-- start --

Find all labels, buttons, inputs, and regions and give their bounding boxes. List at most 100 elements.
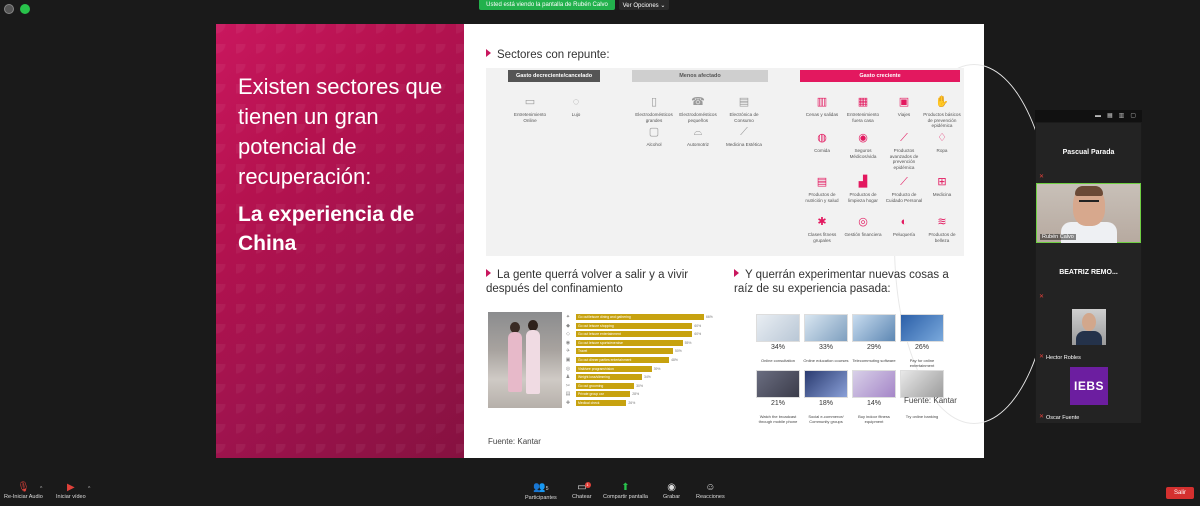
meeting-toolbar: 🎙 Re-Iniciar Audio ^ ▶ Iniciar vídeo ^ 👥… <box>0 480 1200 506</box>
sector-label: Lujo <box>571 112 581 117</box>
sector-label: Viajes <box>897 112 911 117</box>
activity-icon: ✂ <box>565 382 571 389</box>
col-header-menos-afectado: Menos afectado <box>632 70 768 82</box>
experience-percent: 18% <box>818 400 833 407</box>
sector-label: Seguros Médicos/vida <box>849 148 877 159</box>
sector-label: Automotriz <box>687 142 709 147</box>
bar: Go out leisure shopping <box>576 322 693 329</box>
experience-percent: 21% <box>770 400 785 407</box>
encryption-shield-icon[interactable] <box>20 4 30 14</box>
participant-video-tile[interactable]: Rubén Calvo <box>1036 183 1141 244</box>
participant-tile[interactable]: Pascual Parada ✕ <box>1036 123 1141 183</box>
video-button[interactable]: ▶ Iniciar vídeo <box>56 482 86 500</box>
video-options-caret[interactable]: ^ <box>88 486 90 492</box>
participants-button[interactable]: 👥5 Participantes <box>525 482 557 501</box>
col-header-decreciente: Gasto decreciente/cancelado <box>508 70 600 82</box>
sector-label: Productos básicos de prevención epidémic… <box>923 112 961 128</box>
bullet-triangle-icon <box>734 269 739 277</box>
muted-mic-icon: ✕ <box>1039 174 1045 180</box>
bar-row: ✚ Medical check 26% <box>564 400 635 406</box>
col-header-creciente: Gasto creciente <box>800 70 960 82</box>
activity-icon: ◆ <box>566 322 570 329</box>
bar-label: Go out dinner parties entertainment <box>578 358 632 362</box>
sector-item: ▢ Alcohol <box>634 126 674 148</box>
experience-label: Social e-commerce/ Community groups <box>808 414 844 424</box>
bar-label: Go out leisure sports/exercise <box>578 340 623 345</box>
bar-value: 55% <box>684 340 692 345</box>
expand-icon[interactable]: ▢ <box>1130 113 1136 119</box>
screen-share-banner: Usted está viendo la pantalla de Rubén C… <box>479 0 615 10</box>
source-note-bottom: Fuente: Kantar <box>488 437 541 446</box>
layout-icon[interactable]: ▦ <box>1107 113 1113 119</box>
audio-label: Re-Iniciar Audio <box>4 494 43 500</box>
avatar <box>1072 309 1106 345</box>
section-title-text: Sectores con repunte: <box>497 49 610 61</box>
bar-row: ◇ Go out leisure entertainment 60% <box>564 331 702 338</box>
bar-label: Go out grooming <box>578 383 604 388</box>
layout-strip-icon[interactable]: ▥ <box>1119 113 1125 119</box>
dress-icon: ♢ <box>937 132 947 144</box>
experience-label: Pay for online entertainment <box>909 358 935 368</box>
bar-value: 39% <box>653 366 661 371</box>
thermometer-icon: ⟋ <box>900 132 908 144</box>
experience-percent: 33% <box>818 344 833 351</box>
reactions-button[interactable]: ☺ Reacciones <box>696 482 725 500</box>
video-off-icon: ▶ <box>66 482 75 493</box>
cleaning-icon: ▟ <box>858 176 868 188</box>
bar-value: 30% <box>636 383 643 388</box>
leave-button[interactable]: Salir <box>1166 487 1194 499</box>
participants-label: Participantes <box>525 495 557 501</box>
running-icon: ✱ <box>817 216 827 228</box>
pill-bottle-icon: ▤ <box>816 176 828 188</box>
car-icon: ⌓ <box>693 126 703 138</box>
bar: Private group car <box>576 391 631 398</box>
experience-label: Watch the broadcast through mobile phone <box>758 414 798 424</box>
activity-icon: ◎ <box>565 365 571 372</box>
record-label: Grabar <box>663 494 681 500</box>
share-screen-button[interactable]: ⬆ Compartir pantalla <box>603 482 648 500</box>
slide-left-panel: Existen sectores que tienen un gran pote… <box>216 24 464 458</box>
hand-icon: ✋ <box>935 96 949 108</box>
bar-value: 60% <box>694 332 702 337</box>
bar-row: ◎ Visit/see program/vision 39% <box>564 365 661 372</box>
record-button[interactable]: ◉ Grabar <box>663 482 680 500</box>
chat-button[interactable]: ▭ 1 Chatear <box>572 482 592 500</box>
participant-tile[interactable]: ✕ Hector Robles <box>1036 303 1141 363</box>
activity-icon: ✈ <box>565 348 571 355</box>
bar-row: ✂ Go out grooming 30% <box>564 382 643 389</box>
radio-icon: ▤ <box>738 96 750 108</box>
participant-panel: ▬ ▦ ▥ ▢ Pascual Parada ✕ Rubén Calvo BEA… <box>1035 110 1142 423</box>
person-body <box>526 330 540 394</box>
experience-label: Telecommuting software <box>852 358 896 363</box>
participant-name: BEATRIZ REMO... <box>1059 269 1118 276</box>
participant-tile[interactable]: IEBS ✕ Oscar Fuente <box>1036 363 1141 423</box>
minimize-icon[interactable]: ▬ <box>1095 113 1101 119</box>
sector-item: ✱ Clases fitness grupales <box>802 216 842 243</box>
bar-value: 48% <box>671 358 678 362</box>
eyelash-icon: ≋ <box>937 216 947 228</box>
audio-button[interactable]: 🎙 Re-Iniciar Audio <box>4 482 43 500</box>
share-screen-icon: ⬆ <box>621 482 630 493</box>
coins-icon: ◎ <box>858 216 868 228</box>
audio-options-caret[interactable]: ^ <box>40 486 42 492</box>
food-icon: ◍ <box>817 132 827 144</box>
sector-item: ⟋ Medicina Estética <box>724 126 764 148</box>
meeting-info-icon[interactable] <box>4 4 14 14</box>
avatar-face <box>1082 313 1096 331</box>
bar-label: Visit/see program/vision <box>578 366 614 371</box>
activity-icon: ▣ <box>565 357 571 363</box>
sector-item: ▯ Electrodomésticos grandes <box>634 96 674 123</box>
sector-item: ⟋ Producto de Cuidado Personal <box>884 176 924 203</box>
reactions-label: Reacciones <box>696 494 725 500</box>
bar-label: Go out leisure shopping <box>578 323 614 328</box>
monitor-icon: ▭ <box>524 96 536 108</box>
sector-item: ☎ Electrodomésticos pequeños <box>678 96 718 123</box>
restaurant-icon: ▥ <box>816 96 828 108</box>
avatar-shirt <box>1076 331 1102 345</box>
section-title-experimentar: Y querrán experimentar nuevas cosas a ra… <box>734 268 964 296</box>
sector-item: ▦ Entretenimiento fuera casa <box>843 96 883 123</box>
participant-tile[interactable]: BEATRIZ REMO... ✕ <box>1036 243 1141 303</box>
view-options-button[interactable]: Ver Opciones ⌄ <box>619 0 669 10</box>
bar-row: ◆ Go out leisure shopping 60% <box>564 322 701 329</box>
beer-icon: ▢ <box>648 126 660 138</box>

-- end --

Requirement: Copy every row above character for character, and leave the picture out of your copy.

The response:
Find all labels, buttons, inputs, and regions and give their bounding boxes. List at most 100 elements.
meeting-toolbar: 🎙 Re-Iniciar Audio ^ ▶ Iniciar vídeo ^ 👥… <box>0 480 1200 506</box>
sector-label: Lujo <box>571 112 581 117</box>
sector-label: Viajes <box>897 112 911 117</box>
activity-icon: ✂ <box>565 382 571 389</box>
col-header-menos-afectado: Menos afectado <box>632 70 768 82</box>
experience-percent: 18% <box>818 400 833 407</box>
sector-label: Seguros Médicos/vida <box>849 148 877 159</box>
sector-label: Automotriz <box>687 142 709 147</box>
bar: Go out leisure shopping <box>576 322 693 329</box>
experience-percent: 21% <box>770 400 785 407</box>
encryption-shield-icon[interactable] <box>20 4 30 14</box>
participant-video-tile[interactable]: Rubén Calvo <box>1036 183 1141 244</box>
participant-tile[interactable]: Pascual Parada ✕ <box>1036 123 1141 183</box>
video-button[interactable]: ▶ Iniciar vídeo <box>56 482 86 500</box>
video-options-caret[interactable]: ^ <box>88 486 90 492</box>
participants-button[interactable]: 👥5 Participantes <box>525 482 557 501</box>
col-header-decreciente: Gasto decreciente/cancelado <box>508 70 600 82</box>
sector-label: Productos básicos de prevención epidémic… <box>923 112 961 128</box>
bullet-triangle-icon <box>734 269 739 277</box>
muted-mic-icon: ✕ <box>1039 174 1045 180</box>
bar-row: ✚ Medical check 26% <box>564 400 635 406</box>
col-header-creciente: Gasto creciente <box>800 70 960 82</box>
activity-icon: ◆ <box>566 322 570 329</box>
bar-label: Go out dinner parties entertainment <box>578 358 632 362</box>
sector-item: ▢ Alcohol <box>634 126 674 148</box>
experience-label: Social e-commerce/ Community groups <box>808 414 844 424</box>
bar-label: Go out leisure sports/exercise <box>578 340 623 345</box>
bar-value: 55% <box>684 340 692 345</box>
expand-icon[interactable]: ▢ <box>1130 113 1136 119</box>
screen-share-banner: Usted está viendo la pantalla de Rubén C… <box>479 0 615 10</box>
source-note-bottom: Fuente: Kantar <box>488 437 541 446</box>
layout-icon[interactable]: ▦ <box>1107 113 1113 119</box>
audio-label: Re-Iniciar Audio <box>4 494 43 500</box>
avatar <box>1072 309 1106 345</box>
section-title-text: Sectores con repunte: <box>497 49 610 61</box>
bar-row: ◇ Go out leisure entertainment 60% <box>564 331 702 338</box>
bar-label: Go out grooming <box>578 383 604 388</box>
layout-strip-icon[interactable]: ▥ <box>1119 113 1125 119</box>
dress-icon: ♢ <box>937 132 947 144</box>
experience-label: Pay for online entertainment <box>909 358 935 368</box>
bar-value: 39% <box>653 366 661 371</box>
thermometer-icon: ⟋ <box>900 132 908 144</box>
experience-percent: 33% <box>818 344 833 351</box>
reactions-button[interactable]: ☺ Reacciones <box>696 482 725 500</box>
video-off-icon: ▶ <box>66 482 75 493</box>
cleaning-icon: ▟ <box>858 176 868 188</box>
bar-value: 30% <box>636 383 643 388</box>
leave-button[interactable]: Salir <box>1166 487 1194 499</box>
participants-label: Participantes <box>525 495 557 501</box>
running-icon: ✱ <box>817 216 827 228</box>
pill-bottle-icon: ▤ <box>816 176 828 188</box>
car-icon: ⌓ <box>693 126 703 138</box>
bar: Private group car <box>576 391 631 398</box>
experience-label: Watch the broadcast through mobile phone <box>758 414 798 424</box>
activity-icon: ◎ <box>565 365 571 372</box>
record-label: Grabar <box>663 494 681 500</box>
share-screen-button[interactable]: ⬆ Compartir pantalla <box>603 482 648 500</box>
slide-left-panel: Existen sectores que tienen un gran pote… <box>216 24 464 458</box>
hand-icon: ✋ <box>935 96 949 108</box>
bar-value: 60% <box>694 332 702 337</box>
bar-row: ◎ Visit/see program/vision 39% <box>564 365 661 372</box>
record-button[interactable]: ◉ Grabar <box>663 482 680 500</box>
chat-button[interactable]: ▭ 1 Chatear <box>572 482 592 500</box>
participant-tile[interactable]: ✕ Hector Robles <box>1036 303 1141 363</box>
activity-icon: ✈ <box>565 348 571 355</box>
bar-row: ✂ Go out grooming 30% <box>564 382 643 389</box>
radio-icon: ▤ <box>738 96 750 108</box>
participant-panel: ▬ ▦ ▥ ▢ Pascual Parada ✕ Rubén Calvo BEA… <box>1035 110 1142 423</box>
person-body <box>526 330 540 394</box>
experience-label: Telecommuting software <box>852 358 896 363</box>
participant-name: BEATRIZ REMO... <box>1059 269 1118 276</box>
participant-tile[interactable]: IEBS ✕ Oscar Fuente <box>1036 363 1141 423</box>
minimize-icon[interactable]: ▬ <box>1095 113 1101 119</box>
sector-item: ✱ Clases fitness grupales <box>802 216 842 243</box>
bar-value: 48% <box>671 358 678 362</box>
eyelash-icon: ≋ <box>937 216 947 228</box>
audio-button[interactable]: 🎙 Re-Iniciar Audio <box>4 482 43 500</box>
share-screen-icon: ⬆ <box>621 482 630 493</box>
coins-icon: ◎ <box>858 216 868 228</box>
audio-options-caret[interactable]: ^ <box>40 486 42 492</box>
food-icon: ◍ <box>817 132 827 144</box>
sector-item: ⟋ Medicina Estética <box>724 126 764 148</box>
meeting-info-icon[interactable] <box>4 4 14 14</box>
avatar-face <box>1082 313 1096 331</box>
bar-label: Visit/see program/vision <box>578 366 614 371</box>
activity-icon: ▣ <box>565 357 571 363</box>
sector-item: ▯ Electrodomésticos grandes <box>634 96 674 123</box>
sector-item: ⟋ Producto de Cuidado Personal <box>884 176 924 203</box>
reactions-label: Reacciones <box>696 494 725 500</box>
bar-label: Go out leisure shopping <box>578 323 614 328</box>
monitor-icon: ▭ <box>524 96 536 108</box>
sector-item: ☎ Electrodomésticos pequeños <box>678 96 718 123</box>
restaurant-icon: ▥ <box>816 96 828 108</box>
avatar-shirt <box>1076 331 1102 345</box>
section-title-experimentar: Y querrán experimentar nuevas cosas a ra… <box>734 268 964 296</box>
sector-item: ▦ Entretenimiento fuera casa <box>843 96 883 123</box>
participant-tile[interactable]: BEATRIZ REMO... ✕ <box>1036 243 1141 303</box>
view-options-button[interactable]: Ver Opciones ⌄ <box>619 0 669 10</box>
bar-row: ◆ Go out leisure shopping 60% <box>564 322 701 329</box>
beer-icon: ▢ <box>648 126 660 138</box>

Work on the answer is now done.